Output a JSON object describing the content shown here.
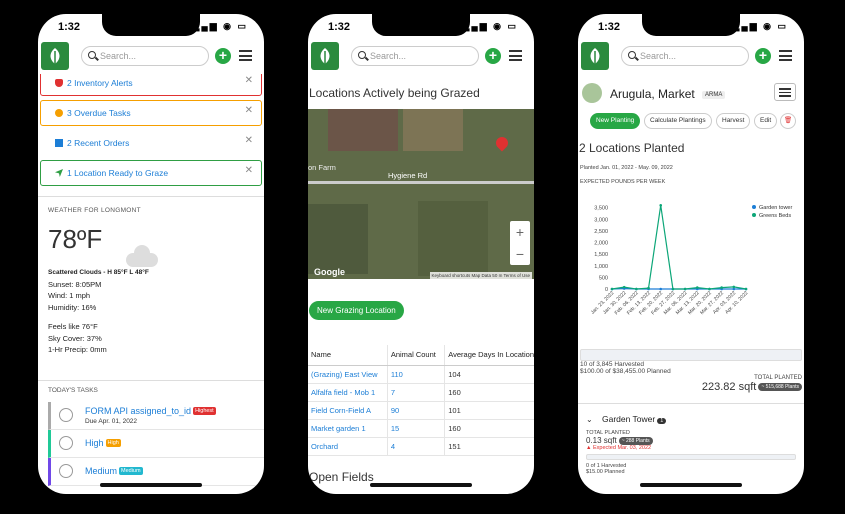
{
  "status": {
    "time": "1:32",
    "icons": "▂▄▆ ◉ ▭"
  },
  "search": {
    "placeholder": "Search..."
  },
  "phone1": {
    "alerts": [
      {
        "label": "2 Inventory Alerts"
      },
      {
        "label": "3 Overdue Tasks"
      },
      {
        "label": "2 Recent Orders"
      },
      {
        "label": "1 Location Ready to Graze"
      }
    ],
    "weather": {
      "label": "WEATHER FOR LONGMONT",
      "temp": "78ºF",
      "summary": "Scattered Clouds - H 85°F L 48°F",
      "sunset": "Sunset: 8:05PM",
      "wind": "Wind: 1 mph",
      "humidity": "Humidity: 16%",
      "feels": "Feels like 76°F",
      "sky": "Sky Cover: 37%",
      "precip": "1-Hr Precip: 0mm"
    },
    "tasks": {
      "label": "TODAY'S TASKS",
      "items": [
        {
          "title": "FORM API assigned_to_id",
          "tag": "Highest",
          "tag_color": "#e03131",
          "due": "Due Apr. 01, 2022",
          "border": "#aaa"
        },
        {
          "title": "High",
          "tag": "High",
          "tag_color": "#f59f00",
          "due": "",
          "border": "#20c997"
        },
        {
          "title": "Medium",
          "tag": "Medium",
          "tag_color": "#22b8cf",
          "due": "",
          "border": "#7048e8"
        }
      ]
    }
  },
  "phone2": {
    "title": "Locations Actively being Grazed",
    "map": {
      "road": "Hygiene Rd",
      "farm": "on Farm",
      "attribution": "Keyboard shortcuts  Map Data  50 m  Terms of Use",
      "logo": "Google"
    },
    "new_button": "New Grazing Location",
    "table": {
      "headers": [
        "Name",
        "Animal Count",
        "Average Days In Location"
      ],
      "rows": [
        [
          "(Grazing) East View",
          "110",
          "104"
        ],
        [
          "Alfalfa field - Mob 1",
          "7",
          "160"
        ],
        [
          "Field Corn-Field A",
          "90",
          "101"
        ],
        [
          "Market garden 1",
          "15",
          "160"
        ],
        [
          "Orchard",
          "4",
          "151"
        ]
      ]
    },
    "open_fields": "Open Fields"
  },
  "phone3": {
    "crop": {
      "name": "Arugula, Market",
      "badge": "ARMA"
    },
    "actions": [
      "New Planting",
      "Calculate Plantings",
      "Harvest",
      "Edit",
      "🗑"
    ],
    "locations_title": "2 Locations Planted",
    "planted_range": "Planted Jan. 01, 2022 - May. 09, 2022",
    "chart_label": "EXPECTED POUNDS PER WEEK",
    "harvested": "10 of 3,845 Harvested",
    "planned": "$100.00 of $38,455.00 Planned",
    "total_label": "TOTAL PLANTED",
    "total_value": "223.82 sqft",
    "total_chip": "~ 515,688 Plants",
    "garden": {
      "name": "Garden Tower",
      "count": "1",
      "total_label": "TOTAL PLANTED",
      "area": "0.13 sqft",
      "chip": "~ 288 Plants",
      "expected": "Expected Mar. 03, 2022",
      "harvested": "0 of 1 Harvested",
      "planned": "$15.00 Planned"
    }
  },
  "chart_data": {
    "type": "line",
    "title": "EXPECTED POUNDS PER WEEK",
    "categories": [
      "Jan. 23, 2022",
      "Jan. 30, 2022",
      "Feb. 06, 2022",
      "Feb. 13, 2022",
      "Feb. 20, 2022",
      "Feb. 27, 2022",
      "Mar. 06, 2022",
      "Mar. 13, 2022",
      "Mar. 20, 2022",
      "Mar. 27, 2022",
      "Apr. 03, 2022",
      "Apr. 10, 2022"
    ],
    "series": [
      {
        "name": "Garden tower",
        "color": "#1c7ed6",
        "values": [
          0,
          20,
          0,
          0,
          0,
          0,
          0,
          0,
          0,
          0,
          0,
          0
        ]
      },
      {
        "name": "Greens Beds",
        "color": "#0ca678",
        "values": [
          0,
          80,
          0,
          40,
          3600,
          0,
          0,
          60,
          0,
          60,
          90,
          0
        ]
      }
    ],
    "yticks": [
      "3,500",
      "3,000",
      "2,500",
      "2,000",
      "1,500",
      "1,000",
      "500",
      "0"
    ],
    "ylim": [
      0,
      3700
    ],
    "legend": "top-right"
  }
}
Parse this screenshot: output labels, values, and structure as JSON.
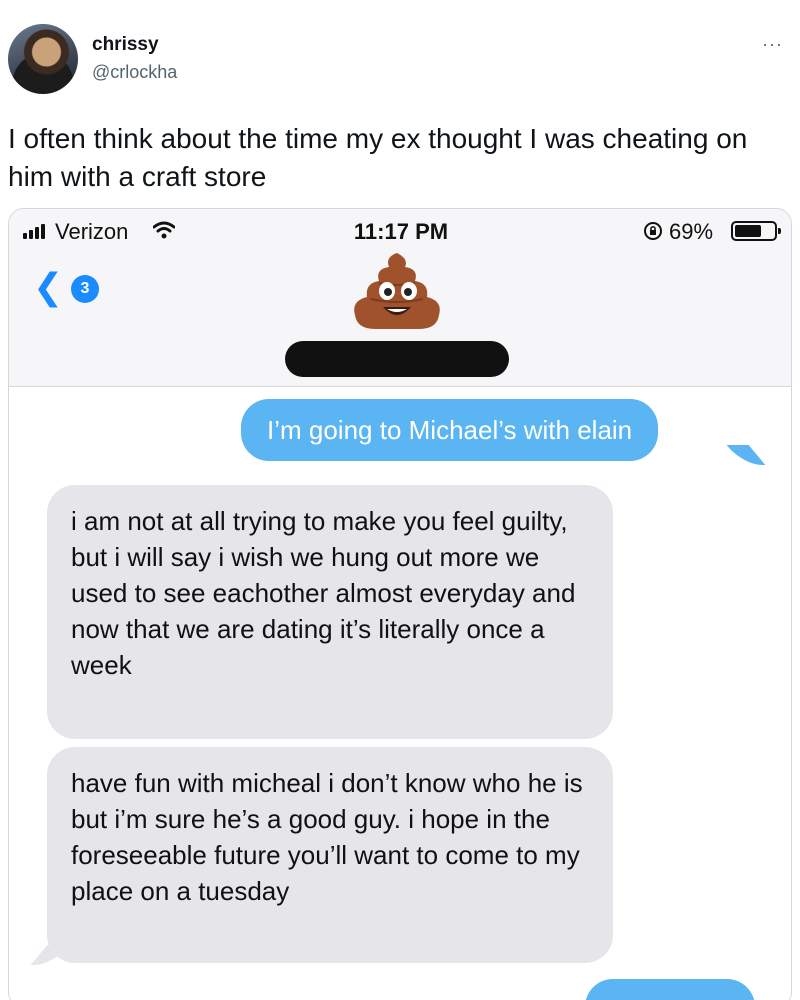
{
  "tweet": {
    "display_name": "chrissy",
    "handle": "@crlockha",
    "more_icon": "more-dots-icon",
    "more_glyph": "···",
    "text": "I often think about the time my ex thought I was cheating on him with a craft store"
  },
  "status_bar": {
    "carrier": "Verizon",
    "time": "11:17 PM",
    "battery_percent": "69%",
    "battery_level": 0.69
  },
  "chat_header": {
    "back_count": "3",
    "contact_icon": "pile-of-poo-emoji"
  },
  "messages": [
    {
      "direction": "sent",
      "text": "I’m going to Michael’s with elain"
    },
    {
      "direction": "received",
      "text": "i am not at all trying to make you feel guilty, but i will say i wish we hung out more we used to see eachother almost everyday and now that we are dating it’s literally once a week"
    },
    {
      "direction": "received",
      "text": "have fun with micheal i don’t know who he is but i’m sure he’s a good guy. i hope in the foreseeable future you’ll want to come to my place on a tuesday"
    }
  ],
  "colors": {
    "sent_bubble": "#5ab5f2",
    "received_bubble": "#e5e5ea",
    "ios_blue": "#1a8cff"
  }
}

**Problem requirements:** Copy out the entries verbatim and leave the images out.

**Response to the task:**
Output a JSON object describing the content shown here.
{
  "status": {
    "time": "1:32",
    "icons": "▂▄▆ ◉ ▭"
  },
  "search": {
    "placeholder": "Search..."
  },
  "phone1": {
    "alerts": [
      {
        "label": "2 Inventory Alerts"
      },
      {
        "label": "3 Overdue Tasks"
      },
      {
        "label": "2 Recent Orders"
      },
      {
        "label": "1 Location Ready to Graze"
      }
    ],
    "weather": {
      "label": "WEATHER FOR LONGMONT",
      "temp": "78ºF",
      "summary": "Scattered Clouds - H 85°F L 48°F",
      "sunset": "Sunset: 8:05PM",
      "wind": "Wind: 1 mph",
      "humidity": "Humidity: 16%",
      "feels": "Feels like 76°F",
      "sky": "Sky Cover: 37%",
      "precip": "1-Hr Precip: 0mm"
    },
    "tasks": {
      "label": "TODAY'S TASKS",
      "items": [
        {
          "title": "FORM API assigned_to_id",
          "tag": "Highest",
          "tag_color": "#e03131",
          "due": "Due Apr. 01, 2022",
          "border": "#aaa"
        },
        {
          "title": "High",
          "tag": "High",
          "tag_color": "#f59f00",
          "due": "",
          "border": "#20c997"
        },
        {
          "title": "Medium",
          "tag": "Medium",
          "tag_color": "#22b8cf",
          "due": "",
          "border": "#7048e8"
        }
      ]
    }
  },
  "phone2": {
    "title": "Locations Actively being Grazed",
    "map": {
      "road": "Hygiene Rd",
      "farm": "on Farm",
      "attribution": "Keyboard shortcuts  Map Data  50 m  Terms of Use",
      "logo": "Google"
    },
    "new_button": "New Grazing Location",
    "table": {
      "headers": [
        "Name",
        "Animal Count",
        "Average Days In Location"
      ],
      "rows": [
        [
          "(Grazing) East View",
          "110",
          "104"
        ],
        [
          "Alfalfa field - Mob 1",
          "7",
          "160"
        ],
        [
          "Field Corn-Field A",
          "90",
          "101"
        ],
        [
          "Market garden 1",
          "15",
          "160"
        ],
        [
          "Orchard",
          "4",
          "151"
        ]
      ]
    },
    "open_fields": "Open Fields"
  },
  "phone3": {
    "crop": {
      "name": "Arugula, Market",
      "badge": "ARMA"
    },
    "actions": [
      "New Planting",
      "Calculate Plantings",
      "Harvest",
      "Edit",
      "🗑"
    ],
    "locations_title": "2 Locations Planted",
    "planted_range": "Planted Jan. 01, 2022 - May. 09, 2022",
    "chart_label": "EXPECTED POUNDS PER WEEK",
    "harvested": "10 of 3,845 Harvested",
    "planned": "$100.00 of $38,455.00 Planned",
    "total_label": "TOTAL PLANTED",
    "total_value": "223.82 sqft",
    "total_chip": "~ 515,688 Plants",
    "garden": {
      "name": "Garden Tower",
      "count": "1",
      "total_label": "TOTAL PLANTED",
      "area": "0.13 sqft",
      "chip": "~ 288 Plants",
      "expected": "Expected Mar. 03, 2022",
      "harvested": "0 of 1 Harvested",
      "planned": "$15.00 Planned"
    }
  },
  "chart_data": {
    "type": "line",
    "title": "EXPECTED POUNDS PER WEEK",
    "categories": [
      "Jan. 23, 2022",
      "Jan. 30, 2022",
      "Feb. 06, 2022",
      "Feb. 13, 2022",
      "Feb. 20, 2022",
      "Feb. 27, 2022",
      "Mar. 06, 2022",
      "Mar. 13, 2022",
      "Mar. 20, 2022",
      "Mar. 27, 2022",
      "Apr. 03, 2022",
      "Apr. 10, 2022"
    ],
    "series": [
      {
        "name": "Garden tower",
        "color": "#1c7ed6",
        "values": [
          0,
          20,
          0,
          0,
          0,
          0,
          0,
          0,
          0,
          0,
          0,
          0
        ]
      },
      {
        "name": "Greens Beds",
        "color": "#0ca678",
        "values": [
          0,
          80,
          0,
          40,
          3600,
          0,
          0,
          60,
          0,
          60,
          90,
          0
        ]
      }
    ],
    "yticks": [
      "3,500",
      "3,000",
      "2,500",
      "2,000",
      "1,500",
      "1,000",
      "500",
      "0"
    ],
    "ylim": [
      0,
      3700
    ],
    "legend": "top-right"
  }
}
Parse this screenshot: output labels, values, and structure as JSON.
{
  "tweet": {
    "display_name": "chrissy",
    "handle": "@crlockha",
    "more_icon": "more-dots-icon",
    "more_glyph": "···",
    "text": "I often think about the time my ex thought I was cheating on him with a craft store"
  },
  "status_bar": {
    "carrier": "Verizon",
    "time": "11:17 PM",
    "battery_percent": "69%",
    "battery_level": 0.69
  },
  "chat_header": {
    "back_count": "3",
    "contact_icon": "pile-of-poo-emoji"
  },
  "messages": [
    {
      "direction": "sent",
      "text": "I’m going to Michael’s with elain"
    },
    {
      "direction": "received",
      "text": "i am not at all trying to make you feel guilty, but i will say i wish we hung out more we used to see eachother almost everyday and now that we are dating it’s literally once a week"
    },
    {
      "direction": "received",
      "text": "have fun with micheal i don’t know who he is but i’m sure he’s a good guy. i hope in the foreseeable future you’ll want to come to my place on a tuesday"
    }
  ],
  "colors": {
    "sent_bubble": "#5ab5f2",
    "received_bubble": "#e5e5ea",
    "ios_blue": "#1a8cff"
  }
}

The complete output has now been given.